— start RECORDS FOR THIS EXERCISE —

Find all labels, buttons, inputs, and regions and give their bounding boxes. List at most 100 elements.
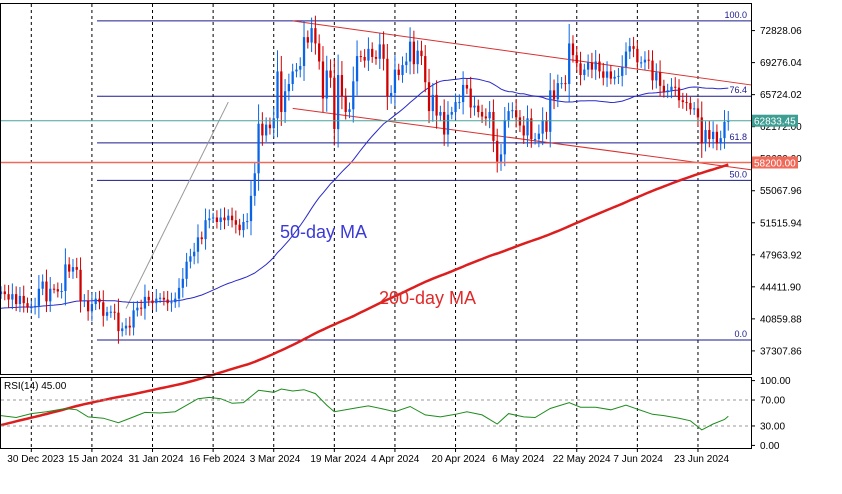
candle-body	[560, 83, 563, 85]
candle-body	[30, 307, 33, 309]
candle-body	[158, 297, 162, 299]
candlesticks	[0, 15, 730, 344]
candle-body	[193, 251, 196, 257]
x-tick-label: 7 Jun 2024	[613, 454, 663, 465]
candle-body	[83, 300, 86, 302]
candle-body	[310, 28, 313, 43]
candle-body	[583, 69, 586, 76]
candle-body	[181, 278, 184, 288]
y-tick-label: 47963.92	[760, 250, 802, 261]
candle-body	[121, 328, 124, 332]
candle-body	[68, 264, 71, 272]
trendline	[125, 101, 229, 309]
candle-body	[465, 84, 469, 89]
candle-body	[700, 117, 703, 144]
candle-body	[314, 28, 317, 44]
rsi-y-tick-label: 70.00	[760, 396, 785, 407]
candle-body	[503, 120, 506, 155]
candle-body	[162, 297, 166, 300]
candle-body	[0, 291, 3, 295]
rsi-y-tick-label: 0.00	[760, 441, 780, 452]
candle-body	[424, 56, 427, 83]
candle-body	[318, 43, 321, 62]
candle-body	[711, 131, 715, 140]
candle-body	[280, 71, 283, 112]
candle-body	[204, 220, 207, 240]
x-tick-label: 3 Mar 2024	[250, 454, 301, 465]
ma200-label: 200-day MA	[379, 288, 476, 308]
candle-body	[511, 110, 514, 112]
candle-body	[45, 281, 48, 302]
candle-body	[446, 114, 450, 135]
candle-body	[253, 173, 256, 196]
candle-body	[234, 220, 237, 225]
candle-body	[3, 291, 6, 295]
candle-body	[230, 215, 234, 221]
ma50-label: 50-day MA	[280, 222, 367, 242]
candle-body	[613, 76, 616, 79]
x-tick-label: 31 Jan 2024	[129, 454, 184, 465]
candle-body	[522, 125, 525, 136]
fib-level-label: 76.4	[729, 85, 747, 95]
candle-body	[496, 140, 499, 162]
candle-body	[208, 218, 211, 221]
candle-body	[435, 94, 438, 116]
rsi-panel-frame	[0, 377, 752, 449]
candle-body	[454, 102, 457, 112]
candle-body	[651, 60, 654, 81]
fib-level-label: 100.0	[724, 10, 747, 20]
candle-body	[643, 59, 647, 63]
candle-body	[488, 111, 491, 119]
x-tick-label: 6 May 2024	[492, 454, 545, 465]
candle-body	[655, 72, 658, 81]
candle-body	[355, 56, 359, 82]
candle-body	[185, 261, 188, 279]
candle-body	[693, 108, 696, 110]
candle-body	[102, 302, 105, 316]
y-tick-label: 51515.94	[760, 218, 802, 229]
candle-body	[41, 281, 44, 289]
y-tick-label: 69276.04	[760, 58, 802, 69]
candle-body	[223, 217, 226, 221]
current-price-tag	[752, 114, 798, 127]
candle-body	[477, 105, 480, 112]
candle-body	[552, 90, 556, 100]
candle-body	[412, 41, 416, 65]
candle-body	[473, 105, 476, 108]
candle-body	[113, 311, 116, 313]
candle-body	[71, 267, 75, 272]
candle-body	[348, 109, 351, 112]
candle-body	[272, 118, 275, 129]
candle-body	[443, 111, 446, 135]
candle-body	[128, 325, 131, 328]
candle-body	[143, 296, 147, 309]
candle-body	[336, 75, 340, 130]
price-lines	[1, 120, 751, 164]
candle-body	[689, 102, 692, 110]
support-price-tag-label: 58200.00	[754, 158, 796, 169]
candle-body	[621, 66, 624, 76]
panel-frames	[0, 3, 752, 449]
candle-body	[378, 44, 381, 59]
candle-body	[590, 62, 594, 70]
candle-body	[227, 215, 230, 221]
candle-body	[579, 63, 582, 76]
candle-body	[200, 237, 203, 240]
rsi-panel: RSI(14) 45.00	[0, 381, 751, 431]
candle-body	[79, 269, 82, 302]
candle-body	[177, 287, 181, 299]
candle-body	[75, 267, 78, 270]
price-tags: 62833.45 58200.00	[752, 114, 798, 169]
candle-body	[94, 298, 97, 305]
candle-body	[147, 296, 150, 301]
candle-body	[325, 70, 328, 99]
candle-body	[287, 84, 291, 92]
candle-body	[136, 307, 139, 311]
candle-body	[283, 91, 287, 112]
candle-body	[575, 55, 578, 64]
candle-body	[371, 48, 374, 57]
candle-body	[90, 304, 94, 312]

— end RECORDS FOR THIS EXERCISE —

#### INSTRUCTION
Put the entries from the line containing "83, 563, 85]" through the line containing "250, 802, 261]" into a numbered list, with blank lines omitted.

#### EXERCISE OUTPUT
1. candle-body	[560, 83, 563, 85]
2. candle-body	[30, 307, 33, 309]
3. candle-body	[158, 297, 162, 299]
4. candlesticks	[0, 15, 730, 344]
5. candle-body	[193, 251, 196, 257]
6. x-tick-label: 7 Jun 2024	[613, 454, 663, 465]
7. candle-body	[83, 300, 86, 302]
8. candle-body	[310, 28, 313, 43]
9. candle-body	[583, 69, 586, 76]
10. candle-body	[181, 278, 184, 288]
11. y-tick-label: 47963.92	[760, 250, 802, 261]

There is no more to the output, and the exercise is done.